## start PAGE

We know that the law is spiritual; but I am unspiritual, sold as a slave to sin. I do not understand what I do. For what I want to do I do not do, but what I hate I do. And if I do what I do not want to do, I agree that the law is good. As it is, it is no longer I myself who do it, but it is sin living in me. For I know that good itself does not dwell in me, that is, in my sinful nature.[a] For I have the desire to do what is good, but I cannot carry it out. For I do not do the good I want to do, but the evil I do not want to do—this I keep on doing. Now if I do what I do not want to do, it is no longer I who do it, but it is sin living in me that does it.
So I find this law at work: Although I want to do good, evil is right there with me. For in my inner being I delight in God’s law; but I see another law at work in me, waging war against the law of my mind and making me a prisoner of the law of sin at work within me. What a wretched man I am! Who will rescue me from this body that is subject to death? Thanks be to God, who delivers me through Jesus Christ our Lord!
So then, I myself in my mind am a slave to God’s law, but in my sinful nature[b] a slave to the law of sin
.-Romans 7:13-25

Romans 7 has become one of the most controversial passages in all of Romans. What is this so controversial? The question I am going to try and answer is, “Is Paul talking about a Christian here or a non-Christian?” Or another way to put it, “Is Paul referring to himself here in the past prior to conversion?”

I am going to try and show you that Paul was indeed referring to his past prior to conversion without writing a 20 page thesis on it. I am confident my good friend Bennett (Rebél Theologian) will enjoy this post and have a few comments to say. Anyways, let’s get to it. (To better help you understand the post, please do read Romans 7:13-25)

People usually land in two camps. 1. Most lay people think that Paul is describing his own experience as a mature believer. I used to think this too, and I respect many who do hold this position. I can picture someone not liking my post thinking, Paul had to be talking about a believer because I struggle the same way he describes. Who gets to define spiritual maturity? And is this verse referring to spiritual maturity and the way a mature Christians struggle with sin? I don’t think so, however I would point them over to Galatians 5:17 which teaches what they are feeling. 2. Most Pauline scholars think the Apostle Paul is describing his life under the law as a Jew. The second is the view I have concluded.

## end PAGE

▶ **WRITTEN PROBLEM A**
In the Romans 7 post, which verse does the writer point people to as teaching what they feel in their struggle with sin?
▶ **WRITTEN PROBLEM B**
Extract the part of the Romans 7 post starting with "Romans 7 has" and going on through "read Romans 7:13-25)".
The lines that come after the Romans 7 post have nothing to do with this work.

## start DATA EXCERPT

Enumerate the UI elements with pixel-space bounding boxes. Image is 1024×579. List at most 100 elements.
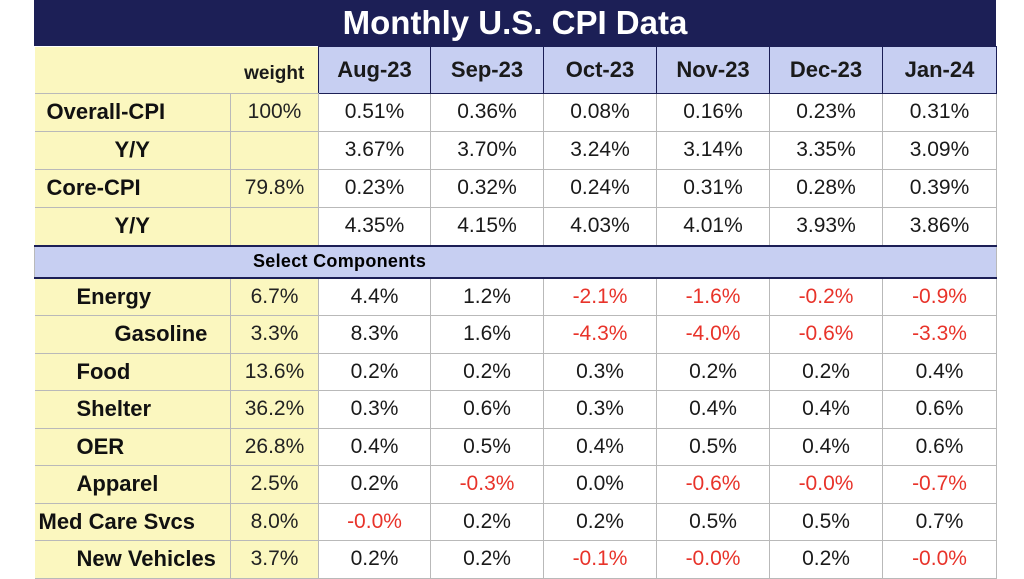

## end DATA EXCERPT

▶ **FULL RESPONSE A**
Galatians 5:17

▶ **FULL RESPONSE B**
Romans 7 has become one of the most controversial passages in all of Romans. What is this so controversial? The question I am going to try and answer is, “Is Paul talking about a Christian here or a non-Christian?” Or another way to put it, “Is Paul referring to himself here in the past prior to conversion?”

I am going to try and show you that Paul was indeed referring to his past prior to conversion without writing a 20 page thesis on it. I am confident my good friend Bennett (Rebél Theologian) will enjoy this post and have a few comments to say. Anyways, let’s get to it. (To better help you understand the post, please do read Romans 7:13-25)